_Request_: Locate each line in the records containing "needed". Copy it.
[BEGIN Records provided]
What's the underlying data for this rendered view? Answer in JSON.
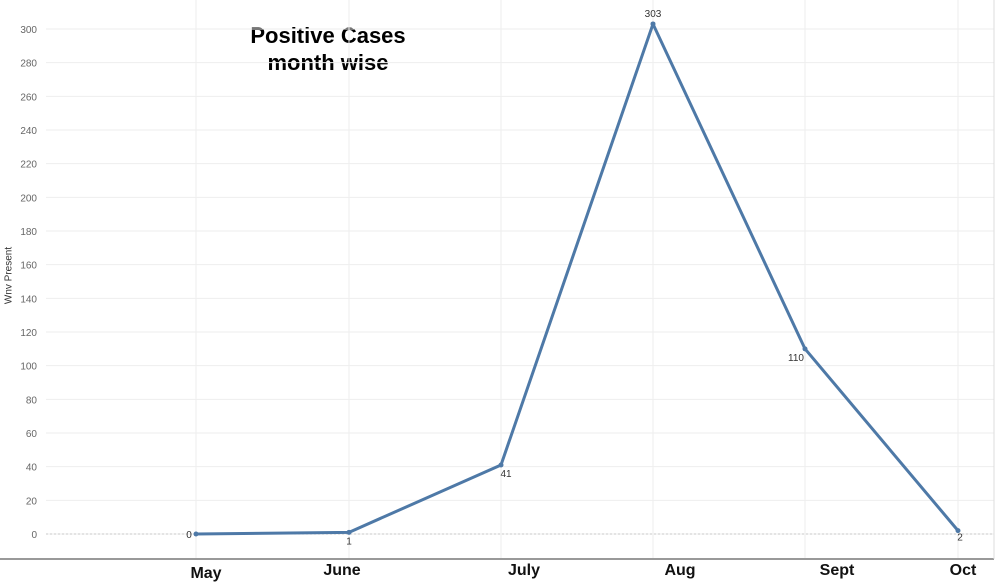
{
  "chart_data": {
    "type": "line",
    "title_lines": [
      "Positive Cases",
      "month wise"
    ],
    "xlabel": "",
    "ylabel": "Wnv Present",
    "categories": [
      "May",
      "June",
      "July",
      "Aug",
      "Sept",
      "Oct"
    ],
    "values": [
      0,
      1,
      41,
      303,
      110,
      2
    ],
    "data_labels": [
      "0",
      "1",
      "41",
      "303",
      "110",
      "2"
    ],
    "ylim": [
      0,
      300
    ],
    "yticks": [
      0,
      20,
      40,
      60,
      80,
      100,
      120,
      140,
      160,
      180,
      200,
      220,
      240,
      260,
      280,
      300
    ],
    "grid": true,
    "line_color": "#4e79a7"
  }
}
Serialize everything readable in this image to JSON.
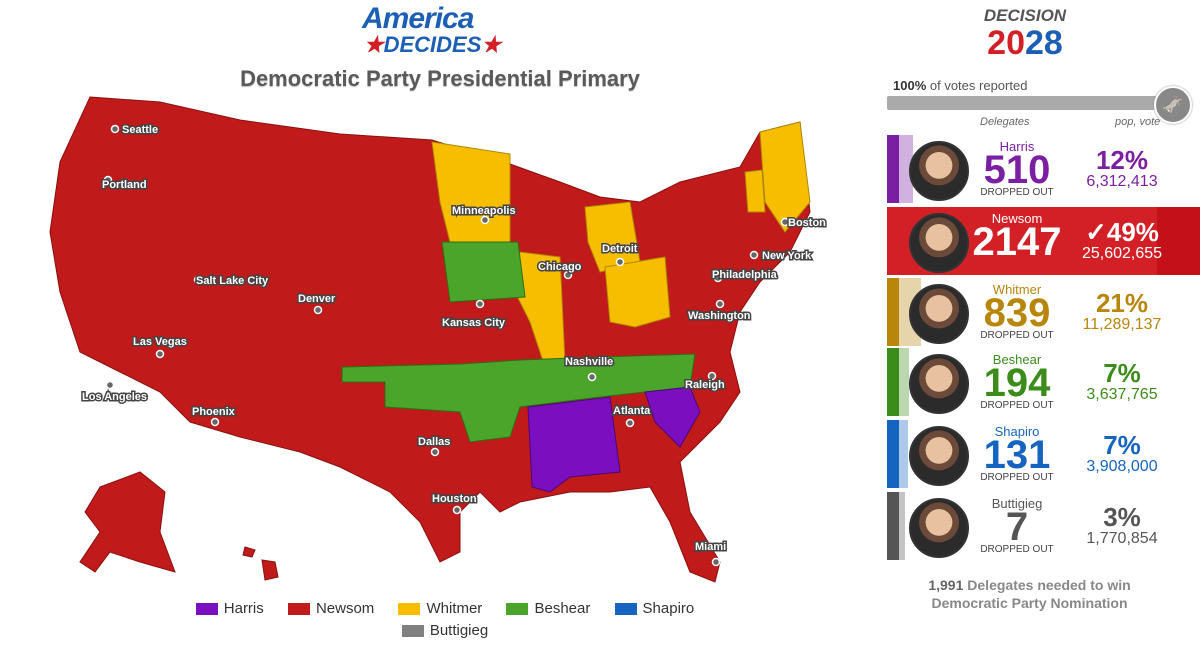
{
  "logo": {
    "line1": "America",
    "line2": "DECIDES"
  },
  "subtitle": "Democratic Party Presidential Primary",
  "decision": {
    "line1": "DECISION",
    "year_a": "20",
    "year_b": "28"
  },
  "reported": {
    "value": "100%",
    "text": "of votes reported",
    "fraction": 1.0
  },
  "headers": {
    "delegates": "Delegates",
    "popvote": "pop, vote"
  },
  "candidates": [
    {
      "name": "Harris",
      "delegates": "510",
      "status": "DROPPED OUT",
      "pct": "12%",
      "votes": "6,312,413",
      "color": "#7b1fa2",
      "fill": 0.2
    },
    {
      "name": "Newsom",
      "delegates": "2147",
      "status": "",
      "pct": "✓49%",
      "votes": "25,602,655",
      "color": "#d32027",
      "fill": 1.0,
      "winner": true
    },
    {
      "name": "Whitmer",
      "delegates": "839",
      "status": "DROPPED OUT",
      "pct": "21%",
      "votes": "11,289,137",
      "color": "#b8860b",
      "fill": 0.4
    },
    {
      "name": "Beshear",
      "delegates": "194",
      "status": "DROPPED OUT",
      "pct": "7%",
      "votes": "3,637,765",
      "color": "#3c8c1c",
      "fill": 0.1
    },
    {
      "name": "Shapiro",
      "delegates": "131",
      "status": "DROPPED OUT",
      "pct": "7%",
      "votes": "3,908,000",
      "color": "#1565c0",
      "fill": 0.07
    },
    {
      "name": "Buttigieg",
      "delegates": "7",
      "status": "DROPPED OUT",
      "pct": "3%",
      "votes": "1,770,854",
      "color": "#555555",
      "fill": 0.0
    }
  ],
  "needed": {
    "number": "1,991",
    "line1": "Delegates needed to win",
    "line2": "Democratic Party Nomination"
  },
  "legend": [
    {
      "label": "Harris",
      "color": "#7b0fbf"
    },
    {
      "label": "Newsom",
      "color": "#c01a1a"
    },
    {
      "label": "Whitmer",
      "color": "#f7be00"
    },
    {
      "label": "Beshear",
      "color": "#4aa52a"
    },
    {
      "label": "Shapiro",
      "color": "#1565c0"
    },
    {
      "label": "Buttigieg",
      "color": "#808080"
    }
  ],
  "map_colors": {
    "newsom": "#c01a1a",
    "whitmer": "#f7be00",
    "beshear": "#4aa52a",
    "harris": "#7b0fbf"
  },
  "cities": [
    "Seattle",
    "Portland",
    "Salt Lake City",
    "Denver",
    "Las Vegas",
    "Los Angeles",
    "Phoenix",
    "Minneapolis",
    "Kansas City",
    "Chicago",
    "Detroit",
    "Boston",
    "New York",
    "Philadelphia",
    "Washington",
    "Nashville",
    "Raleigh",
    "Atlanta",
    "Dallas",
    "Houston",
    "Miami"
  ]
}
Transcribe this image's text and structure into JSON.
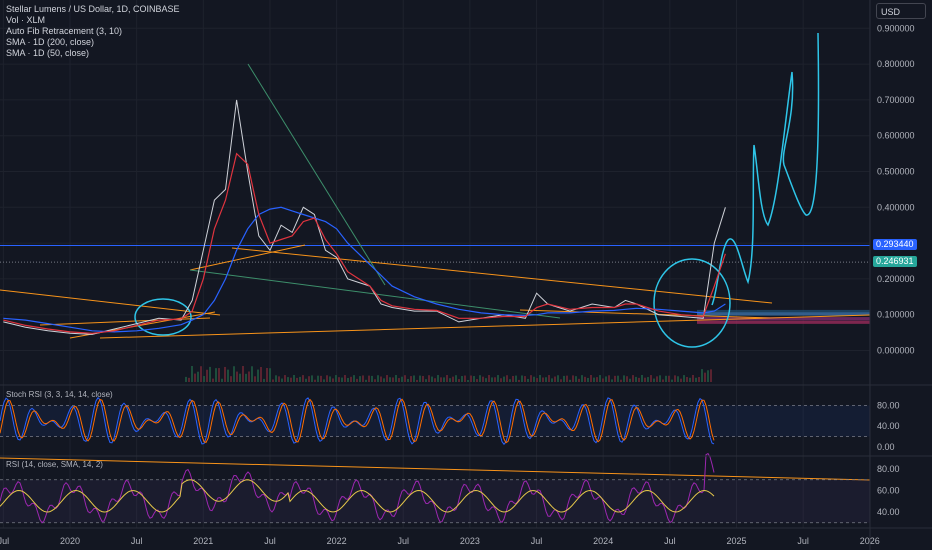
{
  "legend": {
    "title": "Stellar Lumens / US Dollar, 1D, COINBASE",
    "volume": "Vol · XLM",
    "fib": "Auto Fib Retracement (3, 10)",
    "sma200": "SMA · 1D (200, close)",
    "sma50": "SMA · 1D (50, close)"
  },
  "currency_button": "USD",
  "price_labels": {
    "blue_line": "0.293440",
    "current": "0.246931"
  },
  "colors": {
    "background": "#131722",
    "price": "#cfd2d9",
    "sma50": "#e0343f",
    "sma200": "#2962ff",
    "trendline": "#f7931a",
    "annotation": "#2ec5e8",
    "stoch_k": "#2962ff",
    "stoch_d": "#ff6d00",
    "rsi": "#9c27b0",
    "rsi_ma": "#e6c84a",
    "blue_line_label": "#2962ff",
    "current_label": "#26a69a"
  },
  "panes": {
    "stoch_title": "Stoch RSI (3, 3, 14, 14, close)",
    "rsi_title": "RSI (14, close, SMA, 14, 2)"
  },
  "chart_data": [
    {
      "type": "line",
      "title": "Stellar Lumens / US Dollar, 1D, COINBASE",
      "y_scale": "linear",
      "ylim": [
        -0.08,
        0.93
      ],
      "y_ticks": [
        "0.900000",
        "0.800000",
        "0.700000",
        "0.600000",
        "0.500000",
        "0.400000",
        "0.300000",
        "0.200000",
        "0.100000",
        "0.000000"
      ],
      "x_ticks": [
        "Jul",
        "2020",
        "Jul",
        "2021",
        "Jul",
        "2022",
        "Jul",
        "2023",
        "Jul",
        "2024",
        "Jul",
        "2025",
        "Jul",
        "2026"
      ],
      "x": [
        "2019-07",
        "2019-09",
        "2019-11",
        "2020-01",
        "2020-03",
        "2020-05",
        "2020-07",
        "2020-09",
        "2020-11",
        "2020-12",
        "2021-01",
        "2021-02",
        "2021-03",
        "2021-04",
        "2021-05",
        "2021-06",
        "2021-07",
        "2021-08",
        "2021-09",
        "2021-10",
        "2021-11",
        "2021-12",
        "2022-01",
        "2022-02",
        "2022-03",
        "2022-04",
        "2022-05",
        "2022-06",
        "2022-08",
        "2022-10",
        "2022-12",
        "2023-02",
        "2023-04",
        "2023-06",
        "2023-07",
        "2023-08",
        "2023-10",
        "2023-12",
        "2024-02",
        "2024-03",
        "2024-04",
        "2024-06",
        "2024-08",
        "2024-10",
        "2024-11",
        "2024-12"
      ],
      "series": [
        {
          "name": "XLM",
          "values": [
            0.08,
            0.065,
            0.055,
            0.048,
            0.045,
            0.06,
            0.075,
            0.09,
            0.085,
            0.14,
            0.28,
            0.42,
            0.45,
            0.7,
            0.5,
            0.32,
            0.28,
            0.35,
            0.33,
            0.4,
            0.38,
            0.28,
            0.26,
            0.2,
            0.19,
            0.18,
            0.13,
            0.12,
            0.11,
            0.11,
            0.08,
            0.09,
            0.1,
            0.09,
            0.16,
            0.13,
            0.11,
            0.13,
            0.12,
            0.14,
            0.13,
            0.1,
            0.095,
            0.09,
            0.3,
            0.4
          ]
        },
        {
          "name": "SMA 50",
          "values": [
            0.085,
            0.07,
            0.06,
            0.052,
            0.048,
            0.055,
            0.07,
            0.085,
            0.088,
            0.11,
            0.2,
            0.34,
            0.42,
            0.55,
            0.52,
            0.38,
            0.3,
            0.31,
            0.32,
            0.36,
            0.37,
            0.31,
            0.27,
            0.22,
            0.2,
            0.18,
            0.14,
            0.125,
            0.115,
            0.112,
            0.09,
            0.09,
            0.095,
            0.095,
            0.12,
            0.13,
            0.115,
            0.12,
            0.12,
            0.13,
            0.13,
            0.11,
            0.1,
            0.095,
            0.18,
            0.27
          ]
        },
        {
          "name": "SMA 200",
          "values": [
            0.09,
            0.085,
            0.075,
            0.065,
            0.055,
            0.052,
            0.055,
            0.062,
            0.072,
            0.085,
            0.1,
            0.14,
            0.2,
            0.28,
            0.34,
            0.38,
            0.395,
            0.4,
            0.39,
            0.38,
            0.37,
            0.36,
            0.34,
            0.3,
            0.27,
            0.24,
            0.21,
            0.18,
            0.15,
            0.13,
            0.115,
            0.105,
            0.1,
            0.098,
            0.1,
            0.105,
            0.105,
            0.11,
            0.112,
            0.115,
            0.118,
            0.115,
            0.11,
            0.105,
            0.11,
            0.13
          ]
        }
      ],
      "horizontal_lines": [
        0.29344,
        0.246931
      ]
    },
    {
      "type": "line",
      "title": "Stoch RSI (3, 3, 14, 14, close)",
      "ylim": [
        -5,
        100
      ],
      "y_ticks": [
        "80.00",
        "40.00",
        "0.00"
      ],
      "bands": [
        80,
        20
      ]
    },
    {
      "type": "line",
      "title": "RSI (14, close, SMA, 14, 2)",
      "ylim": [
        30,
        94
      ],
      "y_ticks": [
        "80.00",
        "60.00",
        "40.00"
      ],
      "bands": [
        70,
        30
      ]
    }
  ]
}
[END Records provided]
_Response to the task_:
  "needed": {
    "line1": "Delegates needed to win",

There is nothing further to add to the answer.